----- Supplied records -----

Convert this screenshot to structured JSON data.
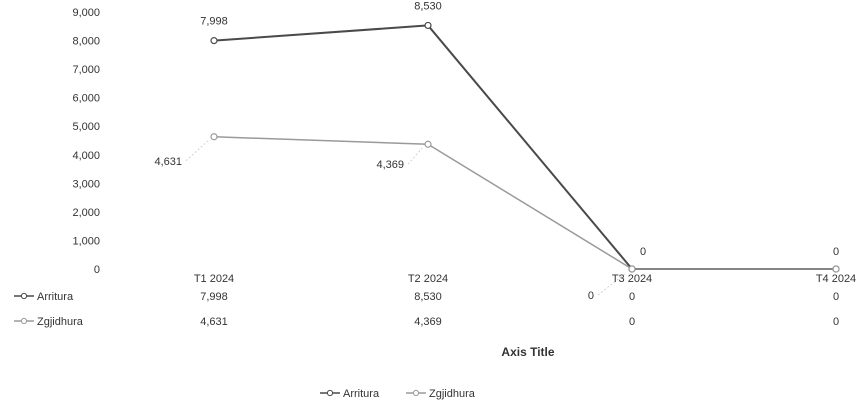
{
  "chart_data": {
    "type": "line",
    "title": "",
    "xlabel": "Axis Title",
    "ylabel": "",
    "ylim": [
      0,
      9000
    ],
    "y_ticks": [
      "0",
      "1,000",
      "2,000",
      "3,000",
      "4,000",
      "5,000",
      "6,000",
      "7,000",
      "8,000",
      "9,000"
    ],
    "categories": [
      "T1 2024",
      "T2 2024",
      "T3 2024",
      "T4 2024"
    ],
    "series": [
      {
        "name": "Arritura",
        "values": [
          7998,
          8530,
          0,
          0
        ],
        "labels": [
          "7,998",
          "8,530",
          "0",
          "0"
        ],
        "color": "#4a4a4a"
      },
      {
        "name": "Zgjidhura",
        "values": [
          4631,
          4369,
          0,
          0
        ],
        "labels": [
          "4,631",
          "4,369",
          "0",
          "0"
        ],
        "color": "#9a9a9a"
      }
    ],
    "grid": false,
    "legend_position": "bottom",
    "data_table": true
  }
}
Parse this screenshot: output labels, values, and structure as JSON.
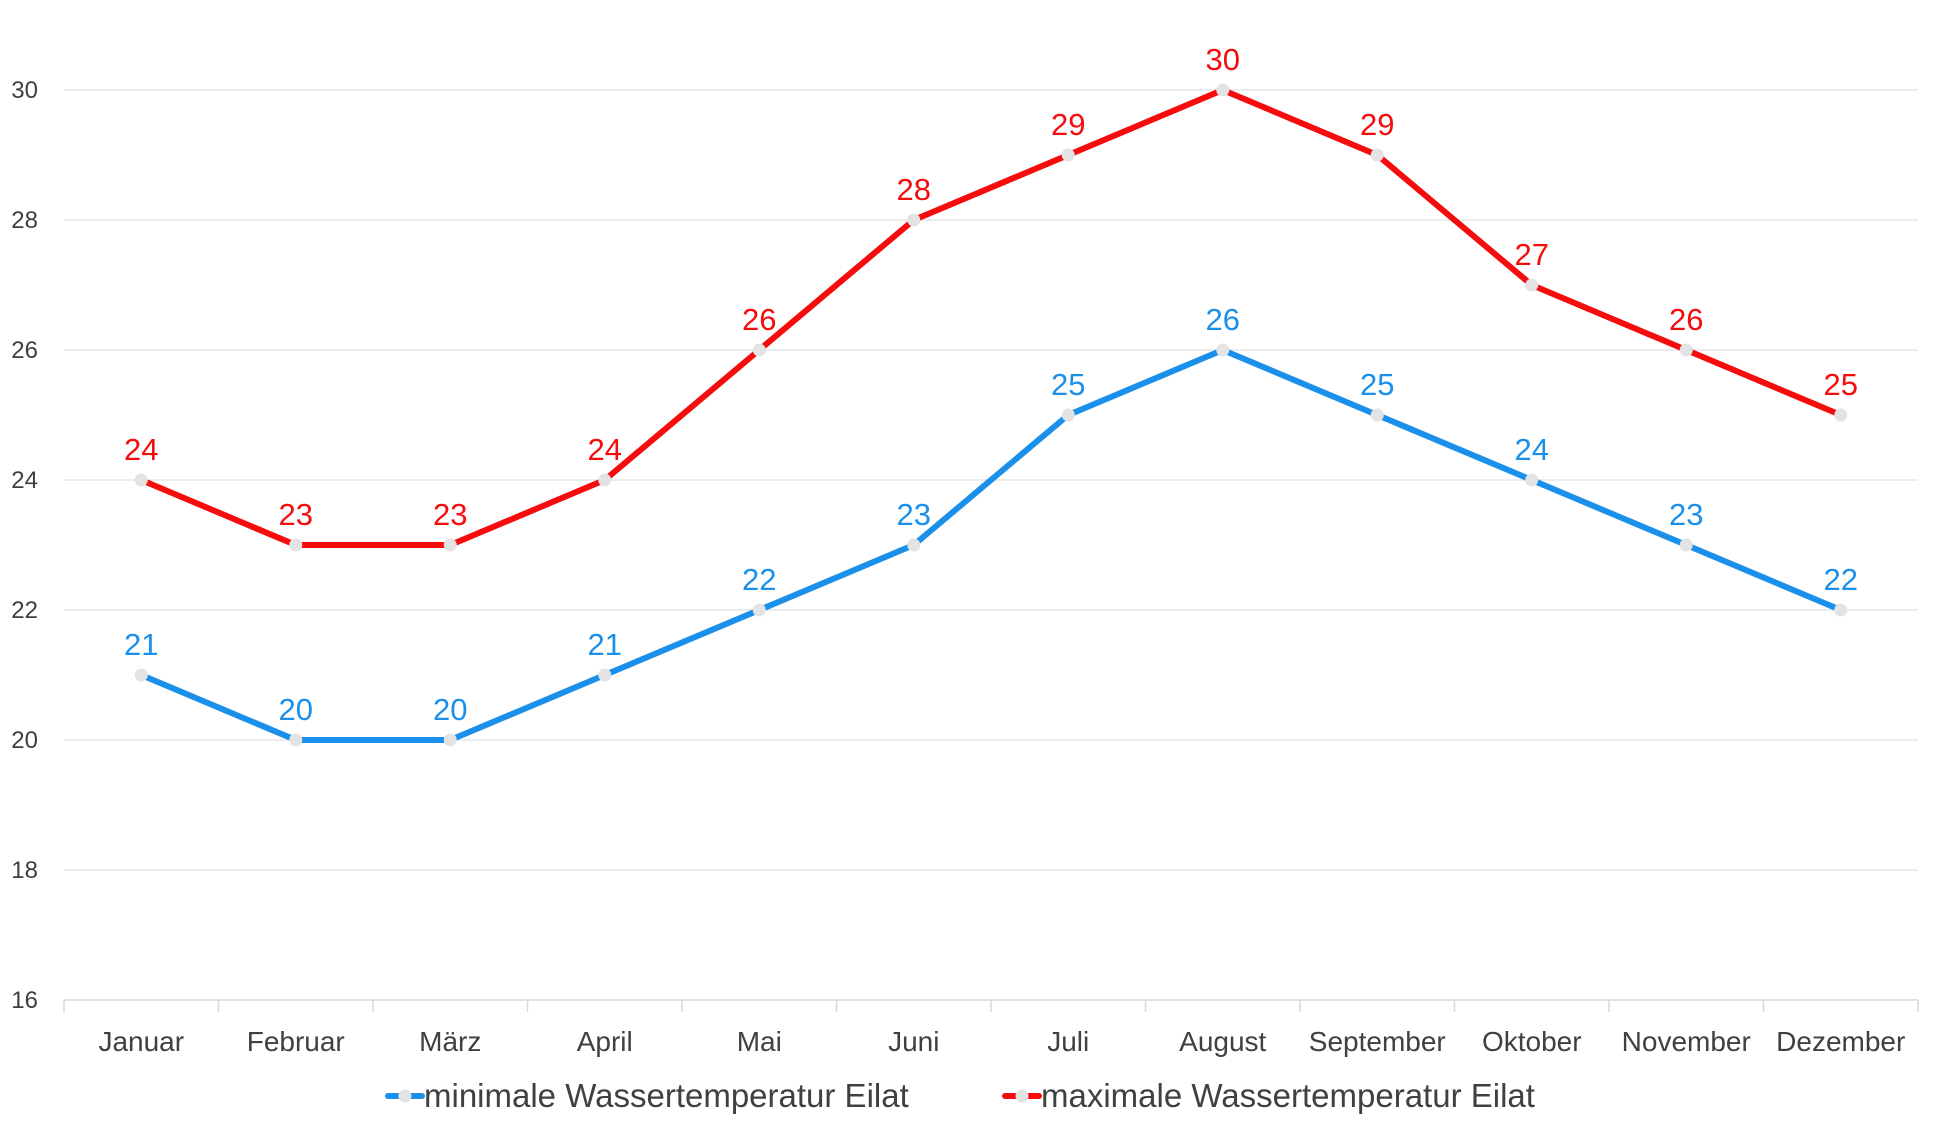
{
  "chart_data": {
    "type": "line",
    "title": "",
    "xlabel": "",
    "ylabel": "",
    "categories": [
      "Januar",
      "Februar",
      "März",
      "April",
      "Mai",
      "Juni",
      "Juli",
      "August",
      "September",
      "Oktober",
      "November",
      "Dezember"
    ],
    "ylim": [
      16,
      30
    ],
    "yticks": [
      16,
      18,
      20,
      22,
      24,
      26,
      28,
      30
    ],
    "grid": true,
    "legend_position": "bottom",
    "data_labels": true,
    "marker_color": "#e3e3e3",
    "series": [
      {
        "name": "minimale Wassertemperatur Eilat",
        "color": "#1b90ea",
        "values": [
          21,
          20,
          20,
          21,
          22,
          23,
          25,
          26,
          25,
          24,
          23,
          22
        ]
      },
      {
        "name": "maximale Wassertemperatur Eilat",
        "color": "#f50c0c",
        "values": [
          24,
          23,
          23,
          24,
          26,
          28,
          29,
          30,
          29,
          27,
          26,
          25
        ]
      }
    ]
  }
}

-----

• **Task goal**
Extract all lines from the material above that include the word "Wassertemperatur".

• **The completed task**
        "name": "minimale Wassertemperatur Eilat",
        "name": "maximale Wassertemperatur Eilat",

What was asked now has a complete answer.